--- Aim ---
Gather all lines from the material that contain "OANDA".

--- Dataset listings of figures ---
####
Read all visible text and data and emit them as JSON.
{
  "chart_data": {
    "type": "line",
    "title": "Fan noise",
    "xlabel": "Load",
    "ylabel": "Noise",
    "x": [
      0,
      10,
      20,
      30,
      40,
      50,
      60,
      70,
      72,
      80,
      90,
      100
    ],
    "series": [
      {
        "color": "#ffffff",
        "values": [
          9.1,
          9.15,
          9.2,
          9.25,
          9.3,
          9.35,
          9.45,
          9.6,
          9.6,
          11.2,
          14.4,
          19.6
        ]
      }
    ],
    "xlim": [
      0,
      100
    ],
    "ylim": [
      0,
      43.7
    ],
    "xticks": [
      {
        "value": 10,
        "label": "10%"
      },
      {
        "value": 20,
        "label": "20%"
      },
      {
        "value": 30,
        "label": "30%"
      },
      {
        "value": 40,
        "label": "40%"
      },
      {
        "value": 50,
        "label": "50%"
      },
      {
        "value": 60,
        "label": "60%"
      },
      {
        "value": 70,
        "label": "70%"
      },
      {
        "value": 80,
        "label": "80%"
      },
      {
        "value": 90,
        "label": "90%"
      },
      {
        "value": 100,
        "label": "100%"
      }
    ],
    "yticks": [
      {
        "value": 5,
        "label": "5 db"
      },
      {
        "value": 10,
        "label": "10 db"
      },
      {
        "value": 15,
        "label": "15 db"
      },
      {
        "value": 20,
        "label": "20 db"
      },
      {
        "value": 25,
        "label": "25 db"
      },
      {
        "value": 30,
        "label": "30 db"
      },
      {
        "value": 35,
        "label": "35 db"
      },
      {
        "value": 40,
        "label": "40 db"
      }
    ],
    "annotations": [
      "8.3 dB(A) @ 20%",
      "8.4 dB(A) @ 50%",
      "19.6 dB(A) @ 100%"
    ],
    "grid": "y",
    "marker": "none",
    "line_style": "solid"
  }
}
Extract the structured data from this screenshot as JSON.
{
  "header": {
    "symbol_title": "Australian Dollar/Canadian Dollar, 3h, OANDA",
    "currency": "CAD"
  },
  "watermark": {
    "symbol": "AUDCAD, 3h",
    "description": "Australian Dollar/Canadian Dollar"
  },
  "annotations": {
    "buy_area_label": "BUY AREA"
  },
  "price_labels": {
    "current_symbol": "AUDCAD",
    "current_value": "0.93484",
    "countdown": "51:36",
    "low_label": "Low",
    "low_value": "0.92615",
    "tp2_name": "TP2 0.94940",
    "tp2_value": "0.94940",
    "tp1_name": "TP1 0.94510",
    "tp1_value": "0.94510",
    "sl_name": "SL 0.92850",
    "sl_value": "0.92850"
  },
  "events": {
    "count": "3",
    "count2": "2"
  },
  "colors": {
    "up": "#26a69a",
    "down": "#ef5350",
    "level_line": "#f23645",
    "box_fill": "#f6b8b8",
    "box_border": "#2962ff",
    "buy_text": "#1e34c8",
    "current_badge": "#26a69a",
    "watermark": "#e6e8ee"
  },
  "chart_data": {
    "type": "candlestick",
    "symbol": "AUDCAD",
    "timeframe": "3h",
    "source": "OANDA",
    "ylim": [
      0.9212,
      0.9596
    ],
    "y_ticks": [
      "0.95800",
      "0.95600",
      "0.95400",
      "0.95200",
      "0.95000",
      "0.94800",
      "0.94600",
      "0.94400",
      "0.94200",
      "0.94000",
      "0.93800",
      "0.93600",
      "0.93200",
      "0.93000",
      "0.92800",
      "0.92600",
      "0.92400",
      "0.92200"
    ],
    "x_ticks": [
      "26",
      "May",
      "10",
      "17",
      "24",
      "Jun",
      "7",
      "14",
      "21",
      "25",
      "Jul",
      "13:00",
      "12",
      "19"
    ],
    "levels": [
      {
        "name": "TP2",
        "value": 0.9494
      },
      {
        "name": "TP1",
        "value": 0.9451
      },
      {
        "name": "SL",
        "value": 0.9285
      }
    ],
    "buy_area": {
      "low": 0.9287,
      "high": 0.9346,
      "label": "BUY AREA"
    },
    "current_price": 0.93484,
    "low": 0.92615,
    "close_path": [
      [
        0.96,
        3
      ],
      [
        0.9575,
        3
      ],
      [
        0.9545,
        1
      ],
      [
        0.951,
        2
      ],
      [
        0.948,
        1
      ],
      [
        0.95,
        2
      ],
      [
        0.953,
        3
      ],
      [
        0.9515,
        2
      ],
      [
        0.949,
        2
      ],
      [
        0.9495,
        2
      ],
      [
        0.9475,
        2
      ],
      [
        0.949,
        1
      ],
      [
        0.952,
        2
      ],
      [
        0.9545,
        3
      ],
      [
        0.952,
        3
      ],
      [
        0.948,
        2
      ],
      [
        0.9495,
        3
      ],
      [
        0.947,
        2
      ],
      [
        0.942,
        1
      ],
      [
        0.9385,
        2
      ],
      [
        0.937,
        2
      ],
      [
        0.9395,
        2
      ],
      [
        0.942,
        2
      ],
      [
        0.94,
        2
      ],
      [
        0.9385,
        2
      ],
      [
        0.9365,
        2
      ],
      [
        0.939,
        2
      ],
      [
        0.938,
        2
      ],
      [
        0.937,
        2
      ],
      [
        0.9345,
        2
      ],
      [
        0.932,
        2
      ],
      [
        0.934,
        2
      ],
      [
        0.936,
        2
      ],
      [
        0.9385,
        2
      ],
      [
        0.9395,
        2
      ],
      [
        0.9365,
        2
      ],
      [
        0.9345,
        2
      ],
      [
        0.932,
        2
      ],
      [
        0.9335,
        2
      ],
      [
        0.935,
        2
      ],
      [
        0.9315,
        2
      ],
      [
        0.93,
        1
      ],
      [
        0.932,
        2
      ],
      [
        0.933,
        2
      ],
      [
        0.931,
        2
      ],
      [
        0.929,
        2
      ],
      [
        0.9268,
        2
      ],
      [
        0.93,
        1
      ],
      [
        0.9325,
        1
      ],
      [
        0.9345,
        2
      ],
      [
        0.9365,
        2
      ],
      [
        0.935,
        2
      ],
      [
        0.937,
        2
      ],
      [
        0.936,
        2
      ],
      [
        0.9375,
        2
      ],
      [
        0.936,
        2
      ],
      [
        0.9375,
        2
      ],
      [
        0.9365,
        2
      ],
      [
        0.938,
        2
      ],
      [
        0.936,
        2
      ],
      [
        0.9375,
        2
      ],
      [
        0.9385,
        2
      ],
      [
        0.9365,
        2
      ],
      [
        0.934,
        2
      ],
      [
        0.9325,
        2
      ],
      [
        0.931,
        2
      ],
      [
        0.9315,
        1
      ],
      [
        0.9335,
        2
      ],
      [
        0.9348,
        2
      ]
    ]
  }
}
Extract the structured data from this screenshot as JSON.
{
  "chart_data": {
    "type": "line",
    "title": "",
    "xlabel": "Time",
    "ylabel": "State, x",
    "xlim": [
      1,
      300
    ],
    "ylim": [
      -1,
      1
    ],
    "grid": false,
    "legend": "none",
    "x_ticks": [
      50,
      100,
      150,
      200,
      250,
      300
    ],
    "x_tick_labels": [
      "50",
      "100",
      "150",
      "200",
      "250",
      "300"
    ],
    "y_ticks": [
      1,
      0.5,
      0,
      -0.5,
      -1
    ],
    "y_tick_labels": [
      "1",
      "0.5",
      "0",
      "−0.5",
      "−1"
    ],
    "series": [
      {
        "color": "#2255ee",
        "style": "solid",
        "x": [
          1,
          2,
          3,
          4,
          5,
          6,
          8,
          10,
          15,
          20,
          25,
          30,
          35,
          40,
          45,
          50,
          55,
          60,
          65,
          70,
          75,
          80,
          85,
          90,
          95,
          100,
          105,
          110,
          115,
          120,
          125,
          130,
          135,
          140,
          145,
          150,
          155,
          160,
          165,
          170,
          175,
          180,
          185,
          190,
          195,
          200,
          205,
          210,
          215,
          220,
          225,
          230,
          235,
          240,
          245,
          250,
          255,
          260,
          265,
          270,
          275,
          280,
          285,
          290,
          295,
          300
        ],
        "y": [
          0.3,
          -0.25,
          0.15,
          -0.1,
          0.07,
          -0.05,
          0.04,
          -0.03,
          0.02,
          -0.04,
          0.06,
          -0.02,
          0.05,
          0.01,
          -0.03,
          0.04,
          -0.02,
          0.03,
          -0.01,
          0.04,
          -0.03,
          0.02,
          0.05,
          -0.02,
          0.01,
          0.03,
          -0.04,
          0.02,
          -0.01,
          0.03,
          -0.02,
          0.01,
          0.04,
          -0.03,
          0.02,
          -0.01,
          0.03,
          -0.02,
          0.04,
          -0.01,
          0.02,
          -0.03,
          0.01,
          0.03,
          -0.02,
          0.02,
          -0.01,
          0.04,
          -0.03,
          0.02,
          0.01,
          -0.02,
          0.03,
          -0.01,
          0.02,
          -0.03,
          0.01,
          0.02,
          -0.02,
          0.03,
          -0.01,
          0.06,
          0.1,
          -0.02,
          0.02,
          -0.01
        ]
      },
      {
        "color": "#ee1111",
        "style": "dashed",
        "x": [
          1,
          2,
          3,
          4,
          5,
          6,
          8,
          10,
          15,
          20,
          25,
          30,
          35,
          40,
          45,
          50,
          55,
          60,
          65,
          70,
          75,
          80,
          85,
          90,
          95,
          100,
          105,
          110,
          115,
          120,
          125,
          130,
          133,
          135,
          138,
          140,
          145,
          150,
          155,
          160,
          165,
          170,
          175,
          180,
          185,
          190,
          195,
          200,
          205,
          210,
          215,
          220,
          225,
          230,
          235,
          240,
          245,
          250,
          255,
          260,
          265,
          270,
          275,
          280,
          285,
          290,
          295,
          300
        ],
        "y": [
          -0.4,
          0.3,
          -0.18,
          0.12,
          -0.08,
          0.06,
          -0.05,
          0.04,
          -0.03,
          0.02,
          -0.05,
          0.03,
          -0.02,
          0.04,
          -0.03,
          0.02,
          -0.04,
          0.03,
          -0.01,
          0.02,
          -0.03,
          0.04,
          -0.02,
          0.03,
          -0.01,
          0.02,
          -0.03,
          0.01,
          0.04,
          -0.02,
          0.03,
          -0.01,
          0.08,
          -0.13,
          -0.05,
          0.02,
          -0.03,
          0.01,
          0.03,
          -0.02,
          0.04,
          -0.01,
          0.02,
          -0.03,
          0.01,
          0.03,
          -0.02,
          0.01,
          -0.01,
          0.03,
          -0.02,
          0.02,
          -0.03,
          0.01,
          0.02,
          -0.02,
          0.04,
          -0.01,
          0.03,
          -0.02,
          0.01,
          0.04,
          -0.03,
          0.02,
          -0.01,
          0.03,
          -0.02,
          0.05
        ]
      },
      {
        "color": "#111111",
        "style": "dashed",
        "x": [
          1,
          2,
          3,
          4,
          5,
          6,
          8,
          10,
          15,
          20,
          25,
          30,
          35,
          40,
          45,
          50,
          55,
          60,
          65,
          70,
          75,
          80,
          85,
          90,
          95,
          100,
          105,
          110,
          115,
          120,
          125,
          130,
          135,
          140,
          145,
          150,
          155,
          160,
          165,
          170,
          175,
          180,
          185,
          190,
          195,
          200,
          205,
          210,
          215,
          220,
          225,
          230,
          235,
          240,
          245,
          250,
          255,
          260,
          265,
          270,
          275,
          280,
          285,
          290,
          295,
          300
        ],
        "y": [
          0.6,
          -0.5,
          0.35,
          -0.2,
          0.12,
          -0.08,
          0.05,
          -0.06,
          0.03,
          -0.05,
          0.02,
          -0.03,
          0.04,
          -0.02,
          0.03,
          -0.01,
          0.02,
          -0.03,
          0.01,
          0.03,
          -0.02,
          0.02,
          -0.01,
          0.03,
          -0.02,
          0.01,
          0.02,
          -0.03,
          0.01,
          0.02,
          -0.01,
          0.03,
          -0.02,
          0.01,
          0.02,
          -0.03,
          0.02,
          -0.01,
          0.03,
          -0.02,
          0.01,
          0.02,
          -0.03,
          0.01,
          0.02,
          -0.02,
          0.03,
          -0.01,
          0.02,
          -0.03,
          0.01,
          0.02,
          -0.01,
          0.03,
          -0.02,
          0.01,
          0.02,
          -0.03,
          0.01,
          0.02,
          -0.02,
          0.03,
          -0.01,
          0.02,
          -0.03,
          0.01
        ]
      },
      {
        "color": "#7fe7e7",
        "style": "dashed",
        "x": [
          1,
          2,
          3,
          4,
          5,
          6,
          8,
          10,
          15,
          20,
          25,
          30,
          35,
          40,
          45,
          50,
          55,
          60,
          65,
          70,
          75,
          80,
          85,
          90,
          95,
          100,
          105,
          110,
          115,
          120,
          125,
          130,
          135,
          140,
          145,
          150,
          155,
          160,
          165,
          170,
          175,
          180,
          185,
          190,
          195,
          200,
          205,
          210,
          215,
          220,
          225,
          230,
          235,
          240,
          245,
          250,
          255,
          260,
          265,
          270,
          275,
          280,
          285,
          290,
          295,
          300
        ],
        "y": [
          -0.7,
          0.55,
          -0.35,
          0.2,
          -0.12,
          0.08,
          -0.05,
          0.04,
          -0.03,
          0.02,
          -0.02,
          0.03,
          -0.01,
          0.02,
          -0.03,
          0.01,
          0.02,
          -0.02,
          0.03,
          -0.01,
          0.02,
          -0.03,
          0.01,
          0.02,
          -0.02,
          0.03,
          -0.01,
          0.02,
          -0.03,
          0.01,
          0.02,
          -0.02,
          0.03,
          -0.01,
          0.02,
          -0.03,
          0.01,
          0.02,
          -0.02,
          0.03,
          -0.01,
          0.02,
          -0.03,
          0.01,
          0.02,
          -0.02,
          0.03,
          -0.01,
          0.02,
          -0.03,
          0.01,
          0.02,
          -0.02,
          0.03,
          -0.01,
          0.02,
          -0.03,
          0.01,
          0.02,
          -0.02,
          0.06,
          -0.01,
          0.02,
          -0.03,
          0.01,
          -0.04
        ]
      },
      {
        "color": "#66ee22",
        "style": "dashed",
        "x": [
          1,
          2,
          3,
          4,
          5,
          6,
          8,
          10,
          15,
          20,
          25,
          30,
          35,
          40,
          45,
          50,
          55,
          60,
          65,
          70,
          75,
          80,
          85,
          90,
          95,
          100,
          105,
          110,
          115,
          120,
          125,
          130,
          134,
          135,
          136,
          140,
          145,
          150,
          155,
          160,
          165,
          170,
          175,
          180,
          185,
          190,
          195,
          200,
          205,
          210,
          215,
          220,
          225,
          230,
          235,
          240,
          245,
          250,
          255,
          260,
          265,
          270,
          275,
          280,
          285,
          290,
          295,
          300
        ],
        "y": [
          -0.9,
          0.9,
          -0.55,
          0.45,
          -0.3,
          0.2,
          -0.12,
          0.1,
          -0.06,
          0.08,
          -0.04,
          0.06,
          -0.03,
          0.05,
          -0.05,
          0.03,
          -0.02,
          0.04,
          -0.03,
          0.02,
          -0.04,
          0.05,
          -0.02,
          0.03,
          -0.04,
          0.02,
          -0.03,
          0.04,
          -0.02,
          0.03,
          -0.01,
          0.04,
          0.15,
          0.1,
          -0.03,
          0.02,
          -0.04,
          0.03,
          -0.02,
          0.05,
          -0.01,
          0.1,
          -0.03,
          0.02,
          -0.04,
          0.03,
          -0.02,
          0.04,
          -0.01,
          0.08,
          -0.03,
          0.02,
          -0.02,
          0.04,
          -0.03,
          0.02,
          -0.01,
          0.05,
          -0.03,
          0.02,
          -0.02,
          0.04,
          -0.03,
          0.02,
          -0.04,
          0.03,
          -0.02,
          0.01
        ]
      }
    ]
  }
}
####
--- Response to the task ---
    "symbol_title": "Australian Dollar/Canadian Dollar, 3h, OANDA",
    "source": "OANDA",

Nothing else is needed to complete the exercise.